### EXERCISE INSTRUCTIONS
Would you please restate all of the data exactly?

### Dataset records
* * * * * * * * *

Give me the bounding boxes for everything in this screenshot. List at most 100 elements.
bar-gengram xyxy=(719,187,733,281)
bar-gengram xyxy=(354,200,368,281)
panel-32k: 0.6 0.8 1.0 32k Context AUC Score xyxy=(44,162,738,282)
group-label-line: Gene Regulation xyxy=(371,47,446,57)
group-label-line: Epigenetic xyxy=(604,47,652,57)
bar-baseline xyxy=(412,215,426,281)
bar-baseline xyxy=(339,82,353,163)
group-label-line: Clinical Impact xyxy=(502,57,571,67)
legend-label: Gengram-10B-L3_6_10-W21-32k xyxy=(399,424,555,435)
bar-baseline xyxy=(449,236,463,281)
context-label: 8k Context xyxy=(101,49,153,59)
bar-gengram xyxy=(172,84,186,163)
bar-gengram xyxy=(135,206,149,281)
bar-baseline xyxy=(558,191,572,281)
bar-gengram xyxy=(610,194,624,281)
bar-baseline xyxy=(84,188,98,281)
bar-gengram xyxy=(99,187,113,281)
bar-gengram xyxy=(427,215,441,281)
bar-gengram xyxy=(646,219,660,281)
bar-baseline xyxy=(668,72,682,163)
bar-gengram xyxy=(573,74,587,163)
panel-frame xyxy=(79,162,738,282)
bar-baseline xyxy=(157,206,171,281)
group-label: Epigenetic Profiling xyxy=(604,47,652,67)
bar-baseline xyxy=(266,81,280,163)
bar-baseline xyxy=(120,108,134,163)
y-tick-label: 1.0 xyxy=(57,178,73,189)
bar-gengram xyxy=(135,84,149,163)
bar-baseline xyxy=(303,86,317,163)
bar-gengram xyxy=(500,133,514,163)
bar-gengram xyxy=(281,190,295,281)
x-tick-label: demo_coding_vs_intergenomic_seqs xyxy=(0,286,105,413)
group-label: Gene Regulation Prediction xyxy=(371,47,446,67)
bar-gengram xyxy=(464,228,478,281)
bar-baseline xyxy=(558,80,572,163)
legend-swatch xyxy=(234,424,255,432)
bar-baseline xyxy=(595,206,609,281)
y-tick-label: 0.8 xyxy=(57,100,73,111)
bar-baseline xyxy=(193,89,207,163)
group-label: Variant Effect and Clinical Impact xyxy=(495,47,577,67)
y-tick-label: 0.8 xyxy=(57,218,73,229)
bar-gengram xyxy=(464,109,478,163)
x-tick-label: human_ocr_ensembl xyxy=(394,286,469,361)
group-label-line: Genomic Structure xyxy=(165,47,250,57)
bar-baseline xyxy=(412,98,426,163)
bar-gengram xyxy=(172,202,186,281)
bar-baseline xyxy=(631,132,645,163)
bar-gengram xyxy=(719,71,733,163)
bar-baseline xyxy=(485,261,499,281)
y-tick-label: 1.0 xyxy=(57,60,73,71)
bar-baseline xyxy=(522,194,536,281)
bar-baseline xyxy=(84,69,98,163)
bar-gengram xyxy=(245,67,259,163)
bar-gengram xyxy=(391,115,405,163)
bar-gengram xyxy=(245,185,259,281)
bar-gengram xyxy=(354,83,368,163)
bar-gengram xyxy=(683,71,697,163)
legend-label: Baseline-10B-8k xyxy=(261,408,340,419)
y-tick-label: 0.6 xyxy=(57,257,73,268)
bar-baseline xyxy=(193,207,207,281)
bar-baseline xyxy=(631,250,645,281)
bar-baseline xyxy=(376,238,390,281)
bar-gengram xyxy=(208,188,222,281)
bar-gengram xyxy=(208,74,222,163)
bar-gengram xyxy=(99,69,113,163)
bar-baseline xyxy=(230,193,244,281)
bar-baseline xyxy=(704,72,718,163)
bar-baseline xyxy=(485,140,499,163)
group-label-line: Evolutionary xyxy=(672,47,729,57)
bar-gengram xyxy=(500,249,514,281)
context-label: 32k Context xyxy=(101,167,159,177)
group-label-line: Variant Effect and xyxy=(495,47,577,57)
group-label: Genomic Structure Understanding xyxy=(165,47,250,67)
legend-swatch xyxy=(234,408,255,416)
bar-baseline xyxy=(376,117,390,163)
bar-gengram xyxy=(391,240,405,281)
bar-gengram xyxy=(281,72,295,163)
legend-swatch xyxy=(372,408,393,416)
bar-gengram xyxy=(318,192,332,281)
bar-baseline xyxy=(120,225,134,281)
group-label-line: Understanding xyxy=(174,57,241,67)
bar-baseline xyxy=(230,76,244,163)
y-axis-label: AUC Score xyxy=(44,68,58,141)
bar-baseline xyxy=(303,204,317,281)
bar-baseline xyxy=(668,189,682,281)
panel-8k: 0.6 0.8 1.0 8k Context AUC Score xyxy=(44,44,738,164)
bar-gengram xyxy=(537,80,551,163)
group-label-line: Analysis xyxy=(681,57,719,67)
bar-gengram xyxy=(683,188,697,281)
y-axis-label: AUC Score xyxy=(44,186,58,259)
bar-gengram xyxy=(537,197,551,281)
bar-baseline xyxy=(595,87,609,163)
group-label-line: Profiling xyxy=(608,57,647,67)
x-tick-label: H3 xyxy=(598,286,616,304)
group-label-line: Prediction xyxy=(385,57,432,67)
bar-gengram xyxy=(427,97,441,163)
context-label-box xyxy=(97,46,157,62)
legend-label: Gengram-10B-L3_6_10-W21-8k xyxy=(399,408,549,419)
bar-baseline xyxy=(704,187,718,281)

* * * * * * * * *

### RESULT BELOW
Give me the bounding boxes for everything in this screenshot. List at most 100 elements.
bar-gengram xyxy=(719,187,733,281)
bar-gengram xyxy=(354,200,368,281)
panel-32k: 0.6 0.8 1.0 32k Context AUC Score xyxy=(44,162,738,282)
group-label-line: Gene Regulation xyxy=(371,47,446,57)
group-label-line: Epigenetic xyxy=(604,47,652,57)
bar-baseline xyxy=(412,215,426,281)
bar-baseline xyxy=(339,82,353,163)
group-label-line: Clinical Impact xyxy=(502,57,571,67)
legend-label: Gengram-10B-L3_6_10-W21-32k xyxy=(399,424,555,435)
bar-baseline xyxy=(449,236,463,281)
context-label: 8k Context xyxy=(101,49,153,59)
bar-gengram xyxy=(172,84,186,163)
bar-gengram xyxy=(135,206,149,281)
bar-baseline xyxy=(558,191,572,281)
bar-gengram xyxy=(610,194,624,281)
bar-baseline xyxy=(84,188,98,281)
bar-gengram xyxy=(99,187,113,281)
bar-gengram xyxy=(427,215,441,281)
bar-gengram xyxy=(646,219,660,281)
bar-baseline xyxy=(668,72,682,163)
bar-gengram xyxy=(573,74,587,163)
panel-frame xyxy=(79,162,738,282)
bar-baseline xyxy=(157,206,171,281)
group-label: Epigenetic Profiling xyxy=(604,47,652,67)
bar-baseline xyxy=(266,81,280,163)
bar-baseline xyxy=(120,108,134,163)
y-tick-label: 1.0 xyxy=(57,178,73,189)
bar-gengram xyxy=(135,84,149,163)
bar-baseline xyxy=(303,86,317,163)
bar-gengram xyxy=(500,133,514,163)
bar-gengram xyxy=(281,190,295,281)
x-tick-label: demo_coding_vs_intergenomic_seqs xyxy=(0,286,105,413)
group-label: Gene Regulation Prediction xyxy=(371,47,446,67)
bar-gengram xyxy=(464,228,478,281)
bar-baseline xyxy=(558,80,572,163)
legend-swatch xyxy=(234,424,255,432)
bar-baseline xyxy=(595,206,609,281)
y-tick-label: 0.8 xyxy=(57,100,73,111)
bar-baseline xyxy=(193,89,207,163)
group-label: Variant Effect and Clinical Impact xyxy=(495,47,577,67)
y-tick-label: 0.8 xyxy=(57,218,73,229)
bar-gengram xyxy=(464,109,478,163)
x-tick-label: human_ocr_ensembl xyxy=(394,286,469,361)
group-label-line: Genomic Structure xyxy=(165,47,250,57)
bar-baseline xyxy=(412,98,426,163)
bar-gengram xyxy=(172,202,186,281)
bar-baseline xyxy=(631,132,645,163)
bar-gengram xyxy=(719,71,733,163)
bar-baseline xyxy=(485,261,499,281)
y-tick-label: 1.0 xyxy=(57,60,73,71)
bar-baseline xyxy=(522,194,536,281)
bar-baseline xyxy=(84,69,98,163)
bar-gengram xyxy=(245,67,259,163)
bar-gengram xyxy=(391,115,405,163)
bar-gengram xyxy=(245,185,259,281)
bar-gengram xyxy=(354,83,368,163)
bar-gengram xyxy=(683,71,697,163)
legend-label: Baseline-10B-8k xyxy=(261,408,340,419)
y-tick-label: 0.6 xyxy=(57,257,73,268)
bar-baseline xyxy=(193,207,207,281)
bar-baseline xyxy=(631,250,645,281)
bar-baseline xyxy=(376,238,390,281)
bar-gengram xyxy=(208,188,222,281)
bar-gengram xyxy=(208,74,222,163)
bar-gengram xyxy=(99,69,113,163)
bar-baseline xyxy=(230,193,244,281)
bar-baseline xyxy=(704,72,718,163)
bar-baseline xyxy=(485,140,499,163)
group-label-line: Evolutionary xyxy=(672,47,729,57)
bar-gengram xyxy=(500,249,514,281)
context-label: 32k Context xyxy=(101,167,159,177)
group-label-line: Variant Effect and xyxy=(495,47,577,57)
group-label: Genomic Structure Understanding xyxy=(165,47,250,67)
legend-swatch xyxy=(234,408,255,416)
bar-baseline xyxy=(376,117,390,163)
bar-gengram xyxy=(391,240,405,281)
bar-gengram xyxy=(281,72,295,163)
legend-swatch xyxy=(372,408,393,416)
bar-gengram xyxy=(318,192,332,281)
bar-baseline xyxy=(120,225,134,281)
group-label-line: Understanding xyxy=(174,57,241,67)
bar-baseline xyxy=(230,76,244,163)
y-axis-label: AUC Score xyxy=(44,68,58,141)
bar-baseline xyxy=(303,204,317,281)
bar-baseline xyxy=(668,189,682,281)
panel-8k: 0.6 0.8 1.0 8k Context AUC Score xyxy=(44,44,738,164)
bar-gengram xyxy=(537,80,551,163)
group-label-line: Analysis xyxy=(681,57,719,67)
bar-gengram xyxy=(683,188,697,281)
y-axis-label: AUC Score xyxy=(44,186,58,259)
bar-gengram xyxy=(537,197,551,281)
bar-baseline xyxy=(595,87,609,163)
group-label-line: Profiling xyxy=(608,57,647,67)
x-tick-label: H3 xyxy=(598,286,616,304)
group-label-line: Prediction xyxy=(385,57,432,67)
bar-gengram xyxy=(427,97,441,163)
context-label-box xyxy=(97,46,157,62)
legend-label: Gengram-10B-L3_6_10-W21-8k xyxy=(399,408,549,419)
bar-baseline xyxy=(704,187,718,281)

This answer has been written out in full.